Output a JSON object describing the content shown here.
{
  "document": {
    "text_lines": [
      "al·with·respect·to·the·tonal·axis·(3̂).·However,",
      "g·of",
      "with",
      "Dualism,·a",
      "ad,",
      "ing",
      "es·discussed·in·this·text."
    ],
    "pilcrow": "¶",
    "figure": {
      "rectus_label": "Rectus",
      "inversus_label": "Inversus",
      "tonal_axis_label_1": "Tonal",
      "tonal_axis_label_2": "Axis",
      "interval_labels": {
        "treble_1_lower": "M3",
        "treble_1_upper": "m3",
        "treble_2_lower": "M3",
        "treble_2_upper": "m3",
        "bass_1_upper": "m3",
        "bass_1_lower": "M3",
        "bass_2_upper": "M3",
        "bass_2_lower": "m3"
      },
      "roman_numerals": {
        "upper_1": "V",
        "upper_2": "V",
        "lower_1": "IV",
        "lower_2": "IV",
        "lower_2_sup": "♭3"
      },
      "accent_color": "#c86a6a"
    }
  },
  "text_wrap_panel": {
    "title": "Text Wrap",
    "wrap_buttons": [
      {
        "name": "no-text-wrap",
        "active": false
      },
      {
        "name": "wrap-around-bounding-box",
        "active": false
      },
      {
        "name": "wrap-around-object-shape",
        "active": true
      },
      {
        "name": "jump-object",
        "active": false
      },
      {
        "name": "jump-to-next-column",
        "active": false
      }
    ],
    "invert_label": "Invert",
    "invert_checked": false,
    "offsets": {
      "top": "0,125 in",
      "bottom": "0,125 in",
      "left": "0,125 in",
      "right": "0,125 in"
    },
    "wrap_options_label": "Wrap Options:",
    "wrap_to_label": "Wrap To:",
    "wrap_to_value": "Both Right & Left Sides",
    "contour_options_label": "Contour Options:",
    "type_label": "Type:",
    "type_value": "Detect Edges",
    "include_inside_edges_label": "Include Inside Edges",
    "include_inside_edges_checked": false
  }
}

──────────────────────────────

Copy all the lines, exactly.

▶ **Solution to the exercise**
Output a JSON object describing the content shown here.
{
  "document": {
    "text_lines": [
      "al·with·respect·to·the·tonal·axis·(3̂).·However,",
      "g·of",
      "with",
      "Dualism,·a",
      "ad,",
      "ing",
      "es·discussed·in·this·text."
    ],
    "pilcrow": "¶",
    "figure": {
      "rectus_label": "Rectus",
      "inversus_label": "Inversus",
      "tonal_axis_label_1": "Tonal",
      "tonal_axis_label_2": "Axis",
      "interval_labels": {
        "treble_1_lower": "M3",
        "treble_1_upper": "m3",
        "treble_2_lower": "M3",
        "treble_2_upper": "m3",
        "bass_1_upper": "m3",
        "bass_1_lower": "M3",
        "bass_2_upper": "M3",
        "bass_2_lower": "m3"
      },
      "roman_numerals": {
        "upper_1": "V",
        "upper_2": "V",
        "lower_1": "IV",
        "lower_2": "IV",
        "lower_2_sup": "♭3"
      },
      "accent_color": "#c86a6a"
    }
  },
  "text_wrap_panel": {
    "title": "Text Wrap",
    "wrap_buttons": [
      {
        "name": "no-text-wrap",
        "active": false
      },
      {
        "name": "wrap-around-bounding-box",
        "active": false
      },
      {
        "name": "wrap-around-object-shape",
        "active": true
      },
      {
        "name": "jump-object",
        "active": false
      },
      {
        "name": "jump-to-next-column",
        "active": false
      }
    ],
    "invert_label": "Invert",
    "invert_checked": false,
    "offsets": {
      "top": "0,125 in",
      "bottom": "0,125 in",
      "left": "0,125 in",
      "right": "0,125 in"
    },
    "wrap_options_label": "Wrap Options:",
    "wrap_to_label": "Wrap To:",
    "wrap_to_value": "Both Right & Left Sides",
    "contour_options_label": "Contour Options:",
    "type_label": "Type:",
    "type_value": "Detect Edges",
    "include_inside_edges_label": "Include Inside Edges",
    "include_inside_edges_checked": false
  }
}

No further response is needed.